- _WORK INSTRUCTIONS_
Write out each line in which the string "text" is present.

- _INPUT_

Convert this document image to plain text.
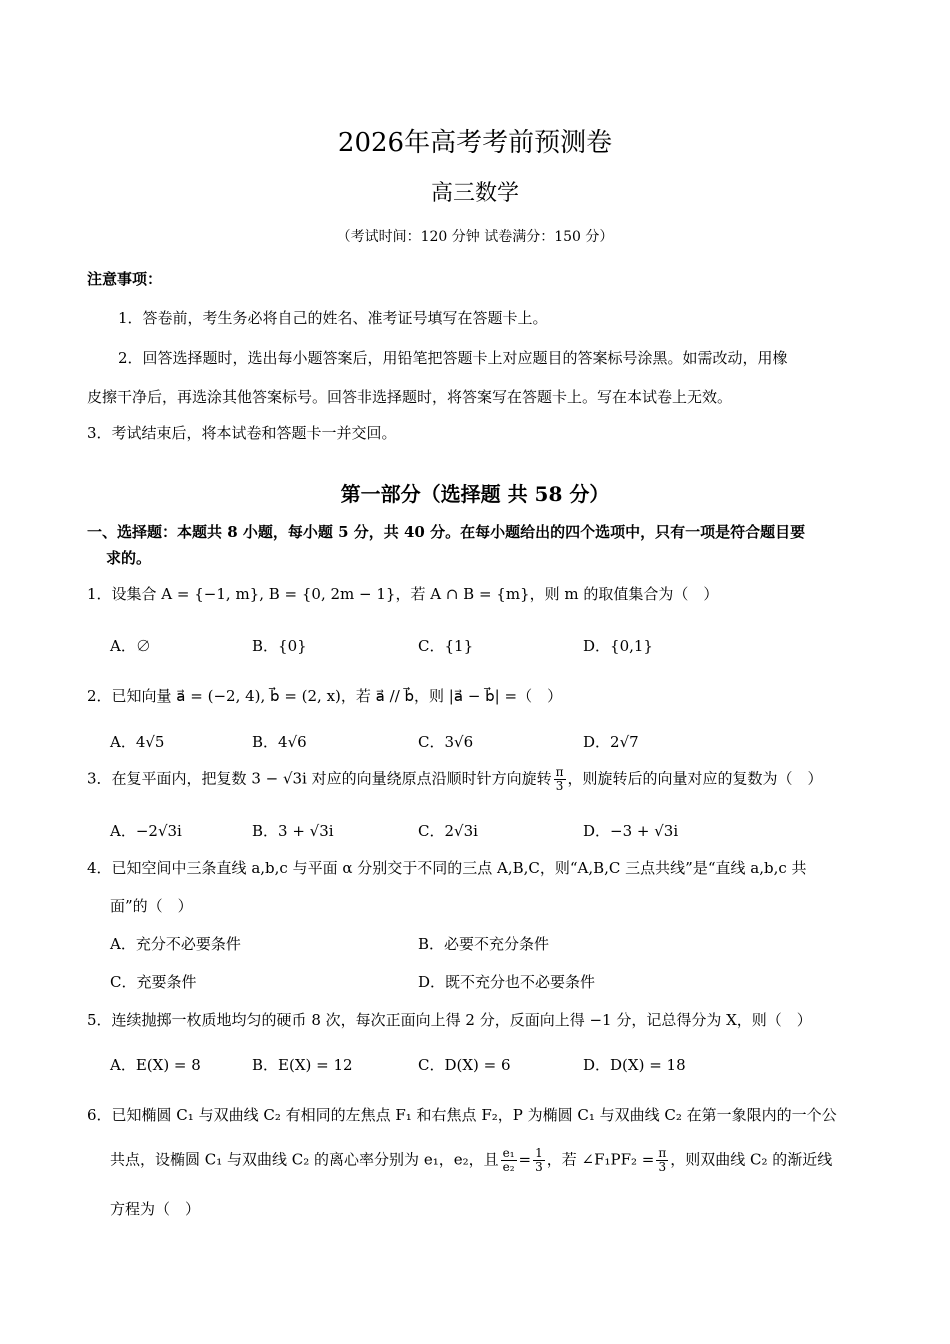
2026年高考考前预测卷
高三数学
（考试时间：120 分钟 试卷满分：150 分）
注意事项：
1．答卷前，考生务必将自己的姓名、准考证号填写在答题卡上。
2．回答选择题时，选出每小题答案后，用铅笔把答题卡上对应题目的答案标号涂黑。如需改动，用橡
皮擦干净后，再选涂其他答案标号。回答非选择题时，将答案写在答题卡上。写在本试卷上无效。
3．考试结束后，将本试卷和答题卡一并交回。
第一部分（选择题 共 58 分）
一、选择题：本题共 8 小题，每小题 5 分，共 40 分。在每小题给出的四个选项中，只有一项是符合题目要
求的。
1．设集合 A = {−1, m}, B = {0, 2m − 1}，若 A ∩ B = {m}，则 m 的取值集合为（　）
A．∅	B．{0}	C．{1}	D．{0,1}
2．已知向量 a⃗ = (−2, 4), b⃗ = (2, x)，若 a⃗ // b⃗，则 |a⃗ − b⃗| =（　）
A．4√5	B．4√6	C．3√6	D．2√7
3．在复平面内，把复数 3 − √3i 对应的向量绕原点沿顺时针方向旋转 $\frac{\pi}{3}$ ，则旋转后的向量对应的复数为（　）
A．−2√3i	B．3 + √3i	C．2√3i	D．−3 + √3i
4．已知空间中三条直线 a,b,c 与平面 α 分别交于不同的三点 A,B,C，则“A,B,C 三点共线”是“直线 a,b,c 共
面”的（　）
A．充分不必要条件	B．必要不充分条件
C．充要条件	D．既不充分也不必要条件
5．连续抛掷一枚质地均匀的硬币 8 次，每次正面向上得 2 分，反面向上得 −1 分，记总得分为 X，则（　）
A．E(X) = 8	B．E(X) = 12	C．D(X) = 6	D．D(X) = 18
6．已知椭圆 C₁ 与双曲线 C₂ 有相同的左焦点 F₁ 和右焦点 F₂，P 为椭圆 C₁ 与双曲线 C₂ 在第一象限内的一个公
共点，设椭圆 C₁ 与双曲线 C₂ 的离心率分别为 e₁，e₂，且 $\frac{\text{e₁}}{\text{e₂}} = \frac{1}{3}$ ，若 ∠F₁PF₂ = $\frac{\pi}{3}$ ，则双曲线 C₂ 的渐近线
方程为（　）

- _WRITTEN RESPONSE_
Convert this document image to plain text.
共点，设椭圆 C₁ 与双曲线 C₂ 的离心率分别为 e₁，e₂，且 $\frac{\text{e₁}}{\text{e₂}} = \frac{1}{3}$ ，若 ∠F₁PF₂ = $\frac{\pi}{3}$ ，则双曲线 C₂ 的渐近线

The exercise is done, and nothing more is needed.